*Data entries*:
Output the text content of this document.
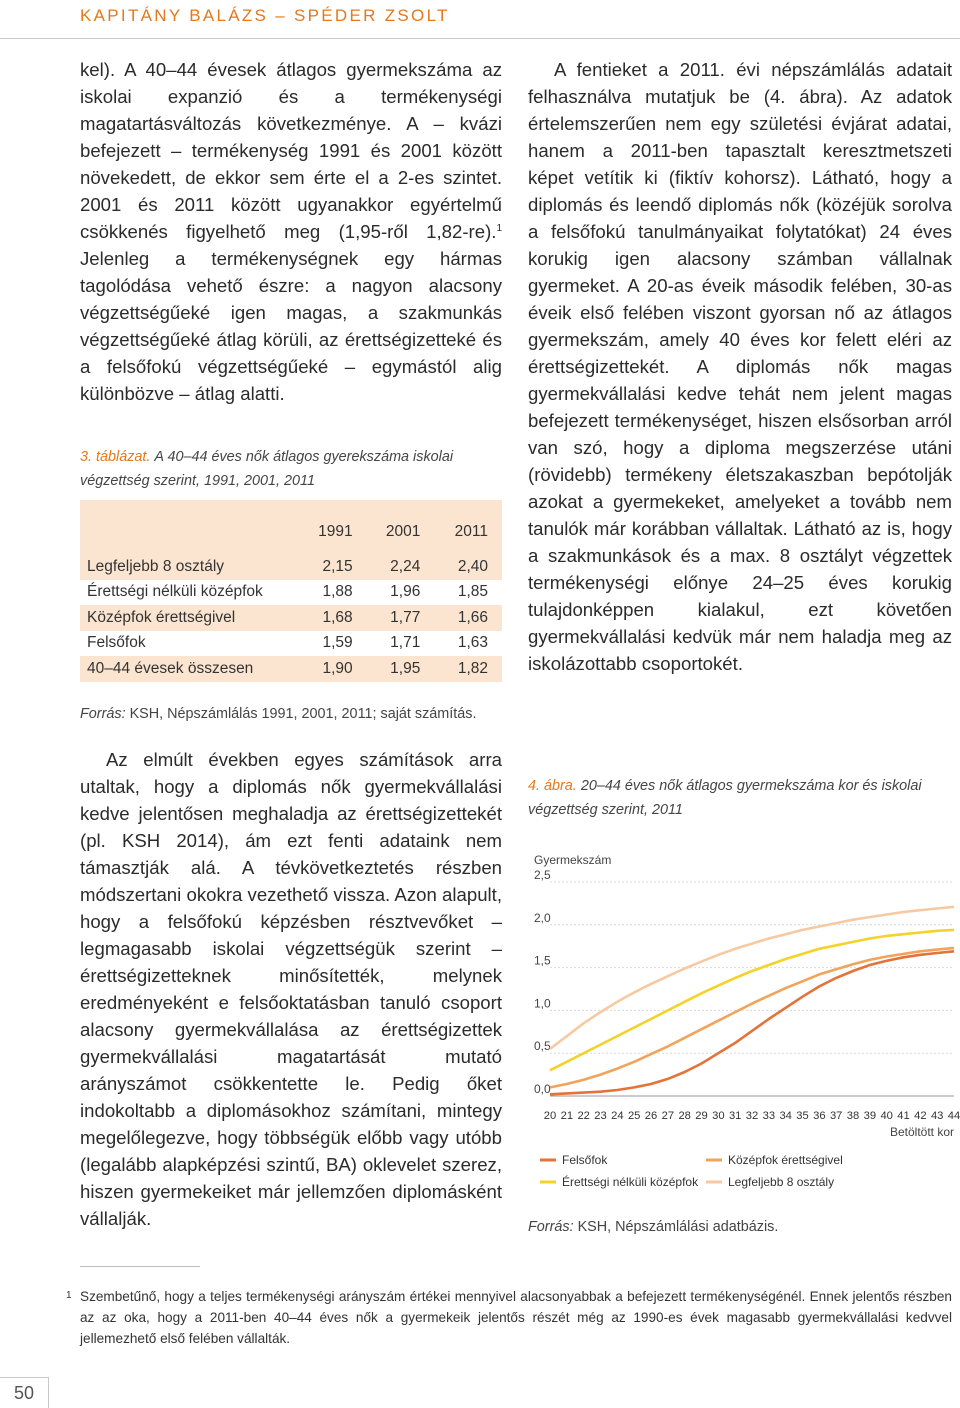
KAPITÁNY BALÁZS – SPÉDER ZSOLT

kel). A 40–44 évesek átlagos gyermekszáma az iskolai expanzió és a termékenységi magatartásváltozás következménye. A – kvázi befejezett – termékenység 1991 és 2001 között növekedett, de ekkor sem érte el a 2-es szintet. 2001 és 2011 között ugyanakkor egyértelmű csökkenés figyelhető meg (1,95-ről 1,82-re).$^1$ Jelenleg a termékenységnek egy hármas tagolódása vehető észre: a nagyon alacsony végzettségűeké igen magas, a szakmunkás végzettségűeké átlag körüli, az érettségizetteké és a felsőfokú végzettségűeké – egymástól alig különbözve – átlag alatti.

3. táblázat. A 40–44 éves nők átlagos gyerekszáma iskolai végzettség szerint, 1991, 2001, 2011
	1991	2001	2011
Legfeljebb 8 osztály	2,15	2,24	2,40
Érettségi nélküli középfok	1,88	1,96	1,85
Középfok érettségivel	1,68	1,77	1,66
Felsőfok	1,59	1,71	1,63
40–44 évesek összesen	1,90	1,95	1,82
Forrás: KSH, Népszámlálás 1991, 2001, 2011; saját számítás.

Az elmúlt években egyes számítások arra utaltak, hogy a diplomás nők gyermekvállalási kedve jelentősen meghaladja az érettségizettekét (pl. KSH 2014), ám ezt fenti adataink nem támasztják alá. A tévkövetkeztetés részben módszertani okokra vezethető vissza. Azon alapult, hogy a felsőfokú képzésben résztvevőket – legmagasabb iskolai végzettségük szerint – érettségizetteknek minősítették, melynek eredményeként e felsőoktatásban tanuló csoport alacsony gyermekvállalása az érettségizettek gyermekvállalási magatartását mutató arányszámot csökkentette le. Pedig őket indokoltabb a diplomásokhoz számítani, mintegy megelőlegezve, hogy többségük előbb vagy utóbb (legalább alapképzési szintű, BA) oklevelet szerez, hiszen gyermekeiket már jellemzően diplomásként vállalják.

A fentieket a 2011. évi népszámlálás adatait felhasználva mutatjuk be (4. ábra). Az adatok értelemszerűen nem egy születési évjárat adatai, hanem a 2011-ben tapasztalt keresztmetszeti képet vetítik ki (fiktív kohorsz). Látható, hogy a diplomás és leendő diplomás nők (közéjük sorolva a felsőfokú tanulmányaikat folytatókat) 24 éves korukig igen alacsony számban vállalnak gyermeket. A 20-as éveik második felében, 30-as éveik első felében viszont gyorsan nő az átlagos gyermekszám, amely 40 éves kor felett eléri az érettségizettekét. A diplomás nők magas gyermekvállalási kedve tehát nem jelent magas befejezett termékenységet, hiszen elsősorban arról van szó, hogy a diploma megszerzése utáni (rövidebb) termékeny életszakaszban bepótolják azokat a gyermekeket, amelyeket a tovább nem tanulók már korábban vállaltak. Látható az is, hogy a szakmunkások és a max. 8 osztályt végzettek termékenységi előnye 24–25 éves korukig tulajdonképpen kialakul, ezt követően gyermekvállalási kedvük már nem haladja meg az iskolázottabb csoportokét.

4. ábra. 20–44 éves nők átlagos gyermekszáma kor és iskolai végzettség szerint, 2011
Gyermekszám
0,0
0,5
1,0
1,5
2,0
2,5
20 21 22 23 24 25 26 27 28 29 30 31 32 33 34 35 36 37 38 39 40 41 42 43 44
Betöltött kor
Felsőfok	Középfok érettségivel
Érettségi nélküli középfok Legfeljebb 8 osztály
Forrás: KSH, Népszámlálási adatbázis.
1 Szembetűnő, hogy a teljes termékenységi arányszám értékei mennyivel alacsonyabbak a befejezett termékenységénél. Ennek jelentős részben az az oka, hogy a 2011-ben 40–44 éves nők a gyermekeik jelentős részét még az 1990-es évek magasabb gyermekvállalási kedvvel jellemezhető első felében vállalták.
50
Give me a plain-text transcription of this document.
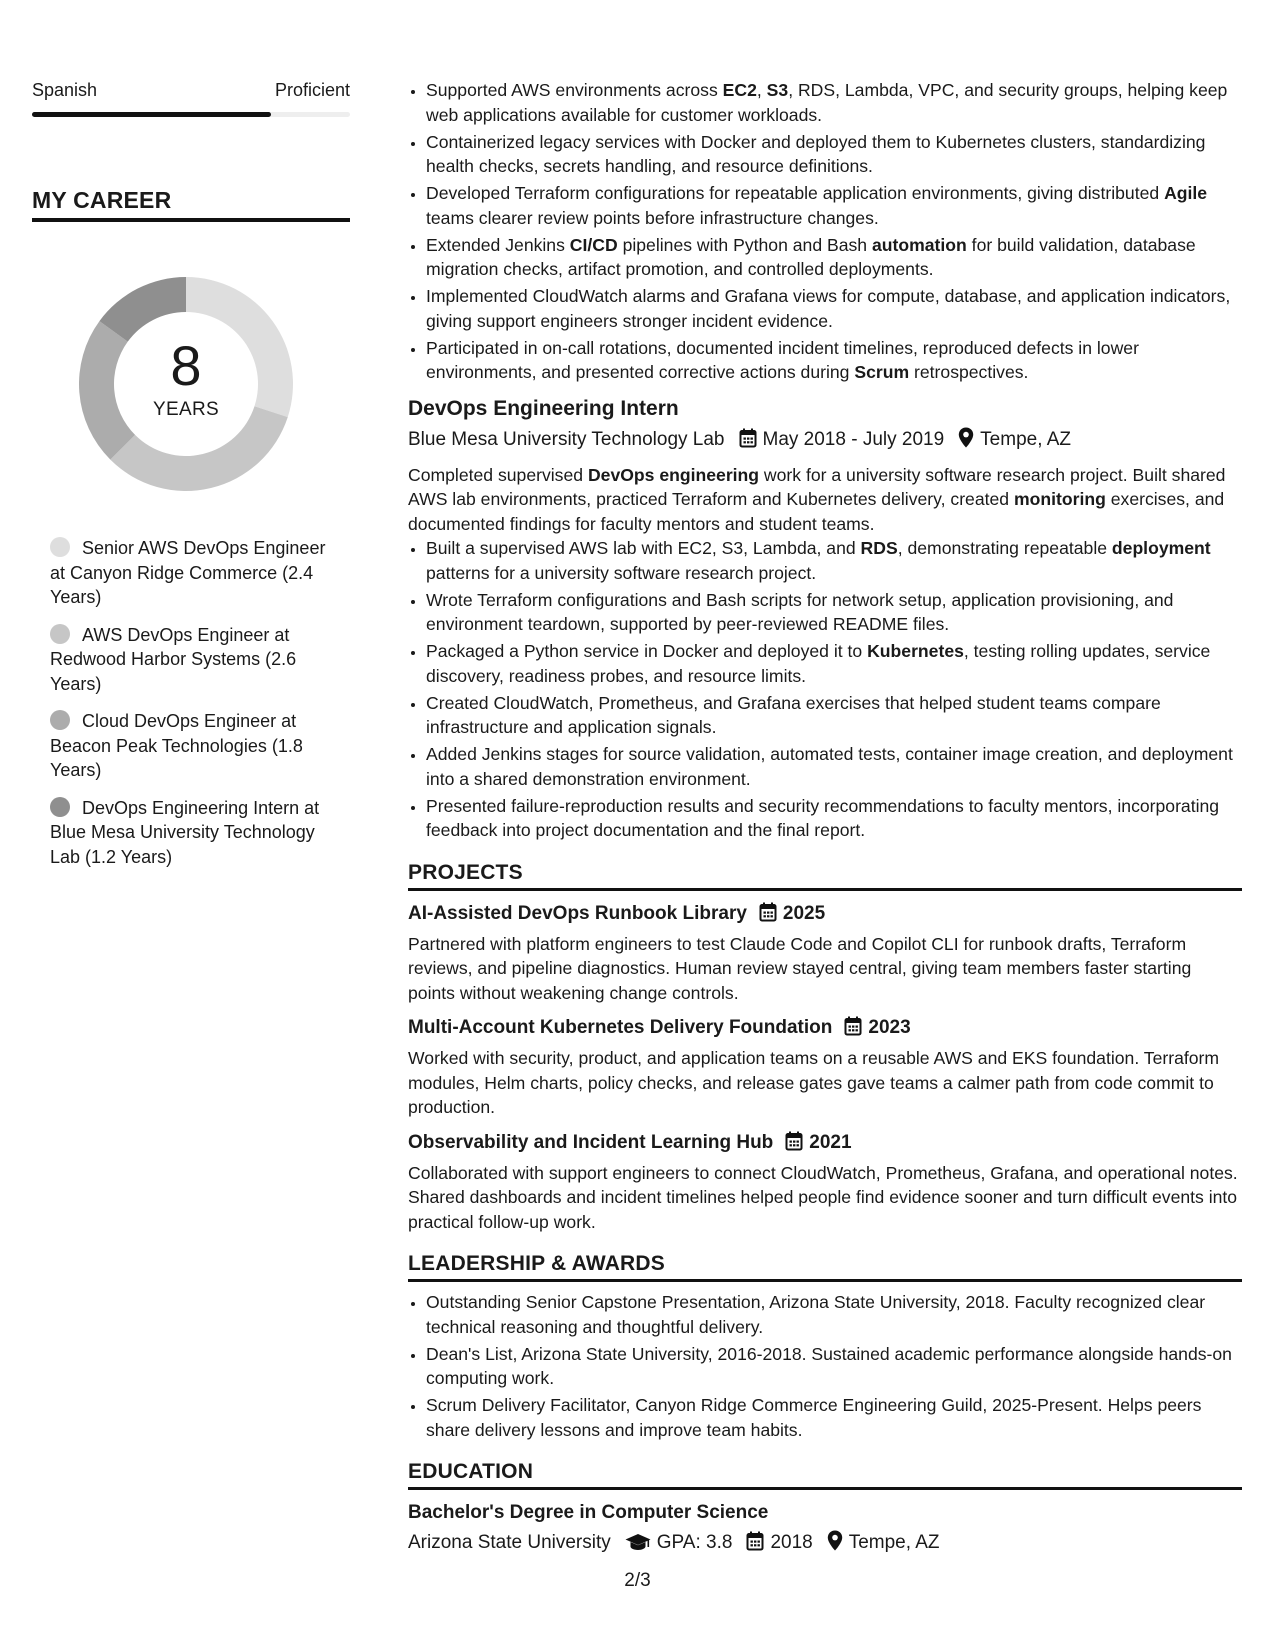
Spanish	Proficient
MY CAREER
8
YEARS
Senior AWS DevOps Engineer at Canyon Ridge Commerce (2.4 Years)
AWS DevOps Engineer at Redwood Harbor Systems (2.6 Years)
Cloud DevOps Engineer at Beacon Peak Technologies (1.8 Years)
DevOps Engineering Intern at Blue Mesa University Technology Lab (1.2 Years)
• Supported AWS environments across EC2, S3, RDS, Lambda, VPC, and security groups, helping keep web applications available for customer workloads.
• Containerized legacy services with Docker and deployed them to Kubernetes clusters, standardizing health checks, secrets handling, and resource definitions.
• Developed Terraform configurations for repeatable application environments, giving distributed Agile teams clearer review points before infrastructure changes.
• Extended Jenkins CI/CD pipelines with Python and Bash automation for build validation, database migration checks, artifact promotion, and controlled deployments.
• Implemented CloudWatch alarms and Grafana views for compute, database, and application indicators, giving support engineers stronger incident evidence.
• Participated in on-call rotations, documented incident timelines, reproduced defects in lower environments, and presented corrective actions during Scrum retrospectives.
DevOps Engineering Intern
Blue Mesa University Technology Lab May 2018 - July 2019 Tempe, AZ
Completed supervised DevOps engineering work for a university software research project. Built shared AWS lab environments, practiced Terraform and Kubernetes delivery, created monitoring exercises, and documented findings for faculty mentors and student teams.
• Built a supervised AWS lab with EC2, S3, Lambda, and RDS, demonstrating repeatable deployment patterns for a university software research project.
• Wrote Terraform configurations and Bash scripts for network setup, application provisioning, and environment teardown, supported by peer-reviewed README files.
• Packaged a Python service in Docker and deployed it to Kubernetes, testing rolling updates, service discovery, readiness probes, and resource limits.
• Created CloudWatch, Prometheus, and Grafana exercises that helped student teams compare infrastructure and application signals.
• Added Jenkins stages for source validation, automated tests, container image creation, and deployment into a shared demonstration environment.
• Presented failure-reproduction results and security recommendations to faculty mentors, incorporating feedback into project documentation and the final report.
PROJECTS
AI-Assisted DevOps Runbook Library 2025
Partnered with platform engineers to test Claude Code and Copilot CLI for runbook drafts, Terraform reviews, and pipeline diagnostics. Human review stayed central, giving team members faster starting points without weakening change controls.
Multi-Account Kubernetes Delivery Foundation 2023
Worked with security, product, and application teams on a reusable AWS and EKS foundation. Terraform modules, Helm charts, policy checks, and release gates gave teams a calmer path from code commit to production.
Observability and Incident Learning Hub 2021
Collaborated with support engineers to connect CloudWatch, Prometheus, Grafana, and operational notes. Shared dashboards and incident timelines helped people find evidence sooner and turn difficult events into practical follow-up work.
LEADERSHIP & AWARDS
• Outstanding Senior Capstone Presentation, Arizona State University, 2018. Faculty recognized clear technical reasoning and thoughtful delivery.
• Dean's List, Arizona State University, 2016-2018. Sustained academic performance alongside hands-on computing work.
• Scrum Delivery Facilitator, Canyon Ridge Commerce Engineering Guild, 2025-Present. Helps peers share delivery lessons and improve team habits.
EDUCATION
Bachelor's Degree in Computer Science
Arizona State University GPA: 3.8 2018 Tempe, AZ
2/3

*Problem*: Print each line of the material above exactly, with the pictures removed from your copy.

*Solution to this task*:
Output the text content of this document.
KAPITÁNY BALÁZS – SPÉDER ZSOLT

kel). A 40–44 évesek átlagos gyermekszáma az iskolai expanzió és a termékenységi magatartásváltozás következménye. A – kvázi befejezett – termékenység 1991 és 2001 között növekedett, de ekkor sem érte el a 2-es szintet. 2001 és 2011 között ugyanakkor egyértelmű csökkenés figyelhető meg (1,95-ről 1,82-re).$^1$ Jelenleg a termékenységnek egy hármas tagolódása vehető észre: a nagyon alacsony végzettségűeké igen magas, a szakmunkás végzettségűeké átlag körüli, az érettségizetteké és a felsőfokú végzettségűeké – egymástól alig különbözve – átlag alatti.

3. táblázat. A 40–44 éves nők átlagos gyerekszáma iskolai végzettség szerint, 1991, 2001, 2011
	1991	2001	2011
Legfeljebb 8 osztály	2,15	2,24	2,40
Érettségi nélküli középfok	1,88	1,96	1,85
Középfok érettségivel	1,68	1,77	1,66
Felsőfok	1,59	1,71	1,63
40–44 évesek összesen	1,90	1,95	1,82
Forrás: KSH, Népszámlálás 1991, 2001, 2011; saját számítás.

Az elmúlt években egyes számítások arra utaltak, hogy a diplomás nők gyermekvállalási kedve jelentősen meghaladja az érettségizettekét (pl. KSH 2014), ám ezt fenti adataink nem támasztják alá. A tévkövetkeztetés részben módszertani okokra vezethető vissza. Azon alapult, hogy a felsőfokú képzésben résztvevőket – legmagasabb iskolai végzettségük szerint – érettségizetteknek minősítették, melynek eredményeként e felsőoktatásban tanuló csoport alacsony gyermekvállalása az érettségizettek gyermekvállalási magatartását mutató arányszámot csökkentette le. Pedig őket indokoltabb a diplomásokhoz számítani, mintegy megelőlegezve, hogy többségük előbb vagy utóbb (legalább alapképzési szintű, BA) oklevelet szerez, hiszen gyermekeiket már jellemzően diplomásként vállalják.

A fentieket a 2011. évi népszámlálás adatait felhasználva mutatjuk be (4. ábra). Az adatok értelemszerűen nem egy születési évjárat adatai, hanem a 2011-ben tapasztalt keresztmetszeti képet vetítik ki (fiktív kohorsz). Látható, hogy a diplomás és leendő diplomás nők (közéjük sorolva a felsőfokú tanulmányaikat folytatókat) 24 éves korukig igen alacsony számban vállalnak gyermeket. A 20-as éveik második felében, 30-as éveik első felében viszont gyorsan nő az átlagos gyermekszám, amely 40 éves kor felett eléri az érettségizettekét. A diplomás nők magas gyermekvállalási kedve tehát nem jelent magas befejezett termékenységet, hiszen elsősorban arról van szó, hogy a diploma megszerzése utáni (rövidebb) termékeny életszakaszban bepótolják azokat a gyermekeket, amelyeket a tovább nem tanulók már korábban vállaltak. Látható az is, hogy a szakmunkások és a max. 8 osztályt végzettek termékenységi előnye 24–25 éves korukig tulajdonképpen kialakul, ezt követően gyermekvállalási kedvük már nem haladja meg az iskolázottabb csoportokét.

4. ábra. 20–44 éves nők átlagos gyermekszáma kor és iskolai végzettség szerint, 2011
Gyermekszám
0,0
0,5
1,0
1,5
2,0
2,5
20 21 22 23 24 25 26 27 28 29 30 31 32 33 34 35 36 37 38 39 40 41 42 43 44
Betöltött kor
Felsőfok	Középfok érettségivel
Érettségi nélküli középfok Legfeljebb 8 osztály
Forrás: KSH, Népszámlálási adatbázis.
1 Szembetűnő, hogy a teljes termékenységi arányszám értékei mennyivel alacsonyabbak a befejezett termékenységénél. Ennek jelentős részben az az oka, hogy a 2011-ben 40–44 éves nők a gyermekeik jelentős részét még az 1990-es évek magasabb gyermekvállalási kedvvel jellemezhető első felében vállalták.
50
Give me a plain-text transcription of this document.
Spanish	Proficient
MY CAREER
8
YEARS
Senior AWS DevOps Engineer at Canyon Ridge Commerce (2.4 Years)
AWS DevOps Engineer at Redwood Harbor Systems (2.6 Years)
Cloud DevOps Engineer at Beacon Peak Technologies (1.8 Years)
DevOps Engineering Intern at Blue Mesa University Technology Lab (1.2 Years)
• Supported AWS environments across EC2, S3, RDS, Lambda, VPC, and security groups, helping keep web applications available for customer workloads.
• Containerized legacy services with Docker and deployed them to Kubernetes clusters, standardizing health checks, secrets handling, and resource definitions.
• Developed Terraform configurations for repeatable application environments, giving distributed Agile teams clearer review points before infrastructure changes.
• Extended Jenkins CI/CD pipelines with Python and Bash automation for build validation, database migration checks, artifact promotion, and controlled deployments.
• Implemented CloudWatch alarms and Grafana views for compute, database, and application indicators, giving support engineers stronger incident evidence.
• Participated in on-call rotations, documented incident timelines, reproduced defects in lower environments, and presented corrective actions during Scrum retrospectives.
DevOps Engineering Intern
Blue Mesa University Technology Lab May 2018 - July 2019 Tempe, AZ
Completed supervised DevOps engineering work for a university software research project. Built shared AWS lab environments, practiced Terraform and Kubernetes delivery, created monitoring exercises, and documented findings for faculty mentors and student teams.
• Built a supervised AWS lab with EC2, S3, Lambda, and RDS, demonstrating repeatable deployment patterns for a university software research project.
• Wrote Terraform configurations and Bash scripts for network setup, application provisioning, and environment teardown, supported by peer-reviewed README files.
• Packaged a Python service in Docker and deployed it to Kubernetes, testing rolling updates, service discovery, readiness probes, and resource limits.
• Created CloudWatch, Prometheus, and Grafana exercises that helped student teams compare infrastructure and application signals.
• Added Jenkins stages for source validation, automated tests, container image creation, and deployment into a shared demonstration environment.
• Presented failure-reproduction results and security recommendations to faculty mentors, incorporating feedback into project documentation and the final report.
PROJECTS
AI-Assisted DevOps Runbook Library 2025
Partnered with platform engineers to test Claude Code and Copilot CLI for runbook drafts, Terraform reviews, and pipeline diagnostics. Human review stayed central, giving team members faster starting points without weakening change controls.
Multi-Account Kubernetes Delivery Foundation 2023
Worked with security, product, and application teams on a reusable AWS and EKS foundation. Terraform modules, Helm charts, policy checks, and release gates gave teams a calmer path from code commit to production.
Observability and Incident Learning Hub 2021
Collaborated with support engineers to connect CloudWatch, Prometheus, Grafana, and operational notes. Shared dashboards and incident timelines helped people find evidence sooner and turn difficult events into practical follow-up work.
LEADERSHIP & AWARDS
• Outstanding Senior Capstone Presentation, Arizona State University, 2018. Faculty recognized clear technical reasoning and thoughtful delivery.
• Dean's List, Arizona State University, 2016-2018. Sustained academic performance alongside hands-on computing work.
• Scrum Delivery Facilitator, Canyon Ridge Commerce Engineering Guild, 2025-Present. Helps peers share delivery lessons and improve team habits.
EDUCATION
Bachelor's Degree in Computer Science
Arizona State University GPA: 3.8 2018 Tempe, AZ
2/3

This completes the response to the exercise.